* START *

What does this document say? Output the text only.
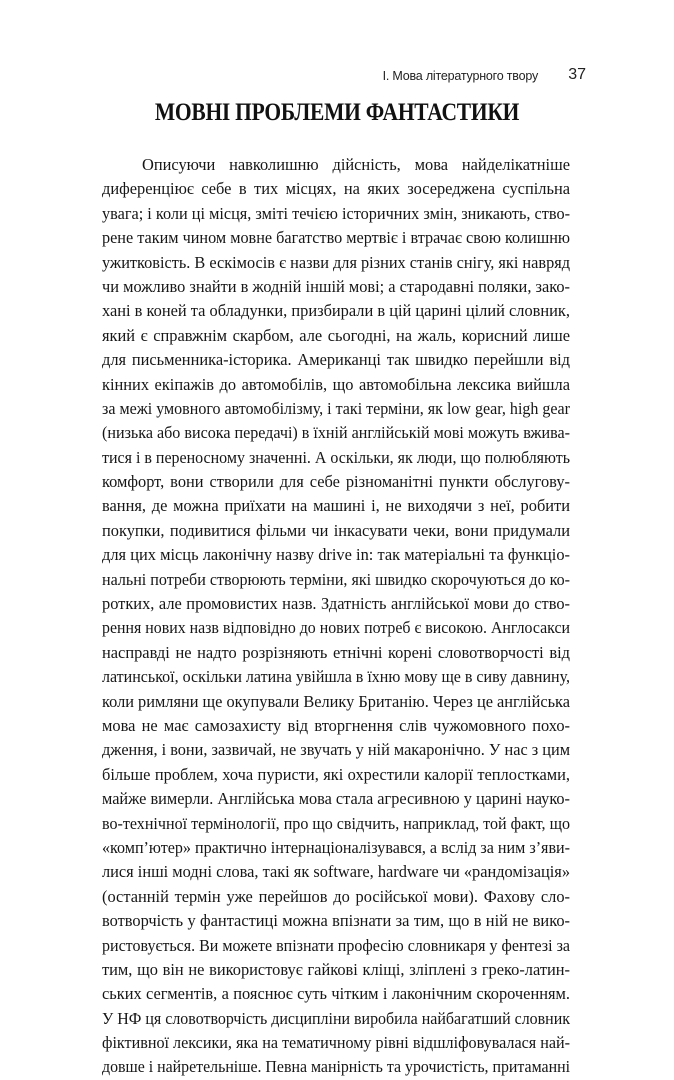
I. Мова літературного твору 37
МОВНІ ПРОБЛЕМИ ФАНТАСТИКИ
Описуючи навколишню дійсність, мова найделікатніше
диференціює себе в тих місцях, на яких зосереджена суспільна
увага; і коли ці місця, зміті течією історичних змін, зникають, ство-
рене таким чином мовне багатство мертвіє і втрачає свою колишню
ужитковість. В ескімосів є назви для різних станів снігу, які навряд
чи можливо знайти в жодній іншій мові; а стародавні поляки, зако-
хані в коней та обладунки, призбирали в цій царині цілий словник,
який є справжнім скарбом, але сьогодні, на жаль, корисний лише
для письменника-історика. Американці так швидко перейшли від
кінних екіпажів до автомобілів, що автомобільна лексика вийшла
за межі умовного автомобілізму, і такі терміни, як low gear, high gear
(низька або висока передачі) в їхній англійській мові можуть вжива-
тися і в переносному значенні. А оскільки, як люди, що полюбляють
комфорт, вони створили для себе різноманітні пункти обслугову-
вання, де можна приїхати на машині і, не виходячи з неї, робити
покупки, подивитися фільми чи інкасувати чеки, вони придумали
для цих місць лаконічну назву drive in: так матеріальні та функціо-
нальні потреби створюють терміни, які швидко скорочуються до ко-
ротких, але промовистих назв. Здатність англійської мови до ство-
рення нових назв відповідно до нових потреб є високою. Англосакси
насправді не надто розрізняють етнічні корені словотворчості від
латинської, оскільки латина увійшла в їхню мову ще в сиву давнину,
коли римляни ще окупували Велику Британію. Через це англійська
мова не має самозахисту від вторгнення слів чужомовного похо-
дження, і вони, зазвичай, не звучать у ній макаронічно. У нас з цим
більше проблем, хоча пуристи, які охрестили калорії теплостками,
майже вимерли. Англійська мова стала агресивною у царині науко-
во-технічної термінології, про що свідчить, наприклад, той факт, що
«комп’ютер» практично інтернаціоналізувався, а вслід за ним з’яви-
лися інші модні слова, такі як software, hardware чи «рандомізація»
(останній термін уже перейшов до російської мови). Фахову сло-
вотворчість у фантастиці можна впізнати за тим, що в ній не вико-
ристовується. Ви можете впізнати професію словникаря у фентезі за
тим, що він не використовує гайкові кліщі, зліплені з греко-латин-
ських сегментів, а пояснює суть чітким і лаконічним скороченням.
У НФ ця словотворчість дисципліни виробила найбагатший словник
фіктивної лексики, яка на тематичному рівні відшліфовувалася най-
довше і найретельніше. Певна манірність та урочистість, притаманні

* END *

The answer should be a single number: the count of lines in the data that include the string "можна".

2